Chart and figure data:
________________________

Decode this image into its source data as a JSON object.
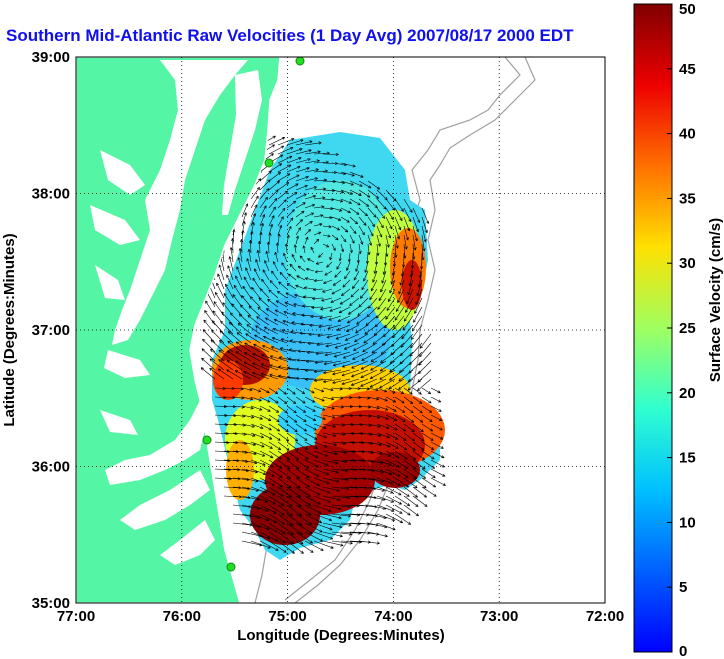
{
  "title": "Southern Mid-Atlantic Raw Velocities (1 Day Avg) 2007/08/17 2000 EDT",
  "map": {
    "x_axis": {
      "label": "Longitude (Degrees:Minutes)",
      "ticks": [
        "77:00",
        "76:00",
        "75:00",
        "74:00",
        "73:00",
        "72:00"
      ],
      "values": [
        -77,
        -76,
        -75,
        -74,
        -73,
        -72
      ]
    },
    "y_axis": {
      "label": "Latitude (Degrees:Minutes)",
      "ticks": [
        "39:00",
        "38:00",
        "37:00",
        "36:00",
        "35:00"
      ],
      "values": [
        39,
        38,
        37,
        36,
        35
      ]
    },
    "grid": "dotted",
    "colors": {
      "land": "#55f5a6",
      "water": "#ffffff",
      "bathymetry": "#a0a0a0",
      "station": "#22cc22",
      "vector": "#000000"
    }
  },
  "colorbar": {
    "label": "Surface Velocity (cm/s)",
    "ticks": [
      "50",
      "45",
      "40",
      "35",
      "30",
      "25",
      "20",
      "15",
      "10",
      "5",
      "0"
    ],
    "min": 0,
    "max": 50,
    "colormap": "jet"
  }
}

________________________

◆ **DIRECTIVE**: How many lines of these entries contain "label"? Answer with the number and nothing else.

◆ **OUTPUT FOR THIS TASK**: 3